>> start PROVIDED TEXT
# Portage lake jumbos



## kprice (May 23, 2009)

2014012295181538.jpg. Fished with my buddy chris and got on a good school of jumbos. Most perch were around 10 inches. Ended up with 28 perch and 20 gills.


----------



## chris311 (Oct 24, 2010)

fishing was the best i have had this year all nice fish 

Sent from my SGH-T679 using Ohub Campfire mobile app


----------



## laynhardwood (Dec 27, 2009)

Nice job guys those are the days that keep you coming back for more


----------



## jjpugh (Feb 6, 2007)

Nice catch what were they biting on


----------



## steelhead1 (May 14, 2004)

Wow that a great catch!


----------



## pymybob (May 28, 2004)

Very nice!


----------



## c. j. stone (Sep 24, 2006)

Ok, I'll bite! Which lake?


----------



## Anziosaint (Apr 5, 2013)

I'm shameless too...what lake and bait?????? I gots to know;-)


----------



## icebucketjohn (Dec 22, 2005)

Kudo's on Finding them... and catching them too!


----------



## dwmikemx (Mar 22, 2008)

Nice score!

The question should be. What depth did you find them at?
>> end PROVIDED TEXT
>> start DATA EXCERPT
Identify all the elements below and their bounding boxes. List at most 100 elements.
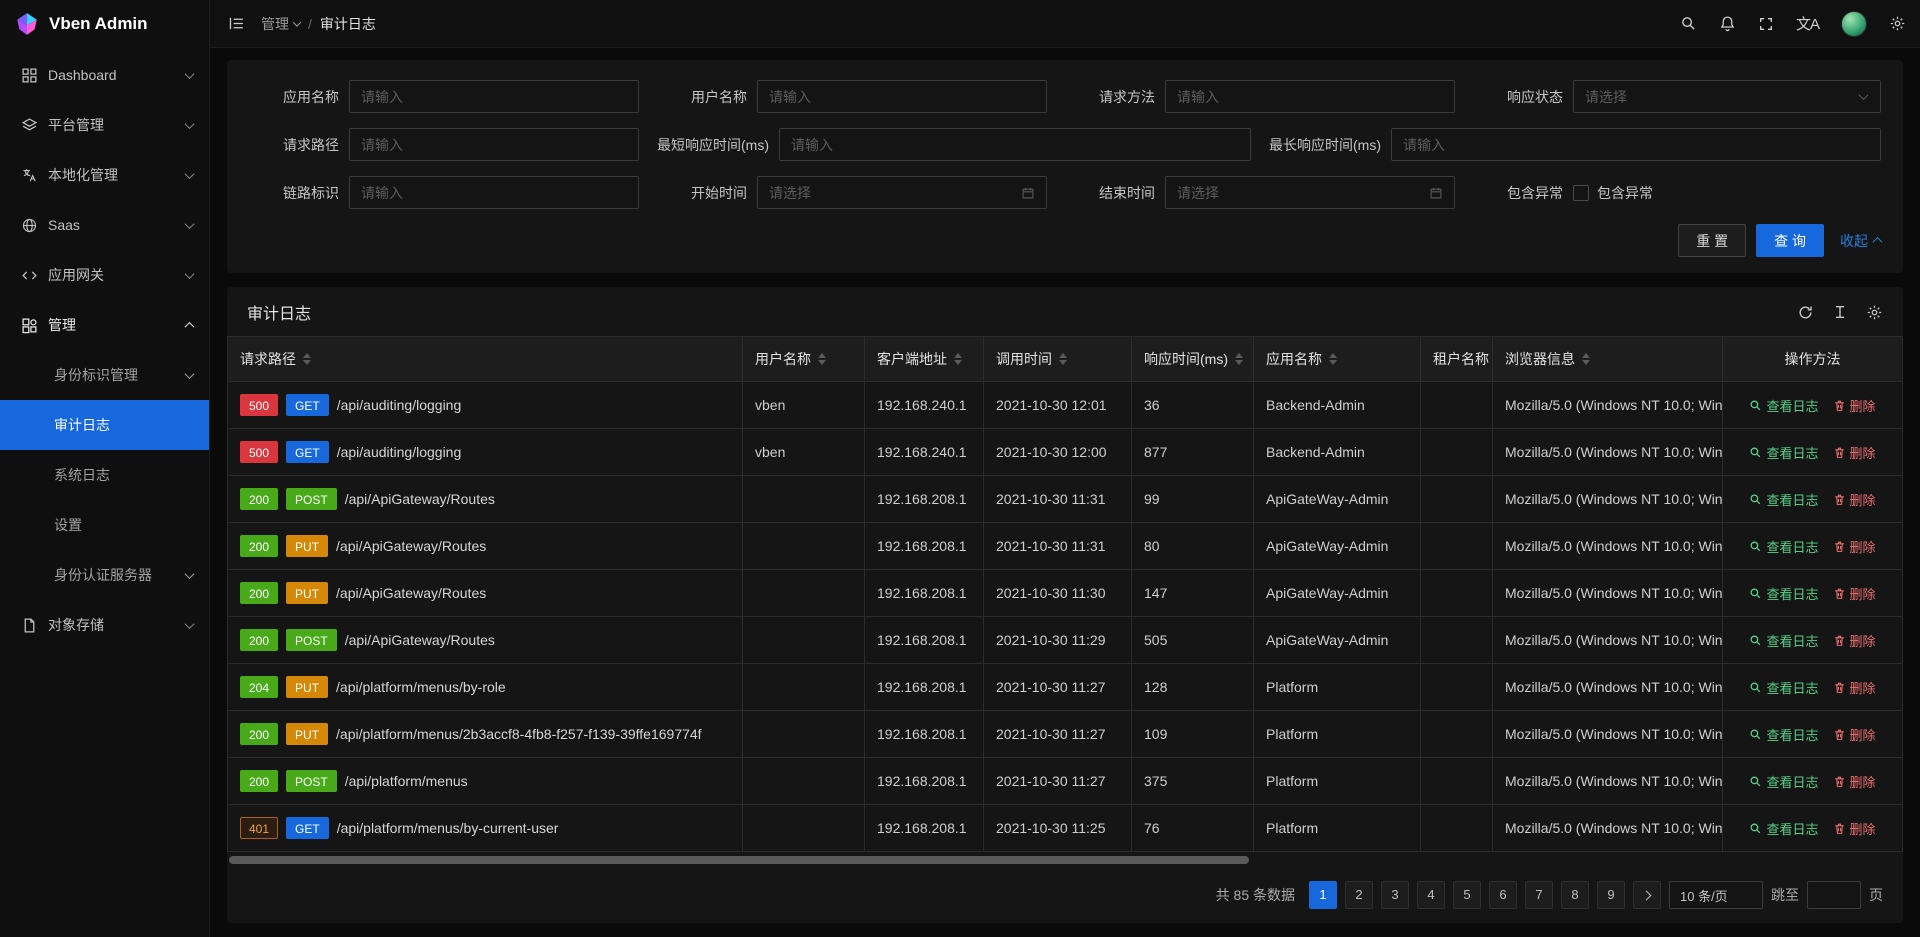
>> end DATA EXCERPT
DIRECTIONS ::
[A] Give the usernames of every poster in the Portage lake jumbos thread whose post asks a question.
[B] In the Portage lake jumbos thread, how long were most of the perch?
[C] Extend the Portage lake jumbos thread beyond its last post.

ANSWERS TO THE PROBLEMS ::
[A] jjpugh, c. j. stone, Anziosaint, dwmikemx

[B] Most of the perch were around 10 inches.

[C]
----------



## trapperjon (Mar 11, 2008)

nice bunch of perch.. ron (PLB&T) better get stocked up on bait, probably going to have a line at his door waiting him to open. LOL go get'em boy's..


----------



## chris311 (Oct 24, 2010)

we got them on east reservoir on fire tiger jigs with waxie and 2 red maggots 13fow


----------



## bdawg (Apr 14, 2009)

Nice haul! I've never done good on perch in the Portage Lakes, but then again, I've never tried for them! Too busy with the crappie and redears. Making me want to get out there and brave the cold!


----------



## keepinitreel (Apr 11, 2004)

Hmmm...I wonder if they are feeding on bloodworms?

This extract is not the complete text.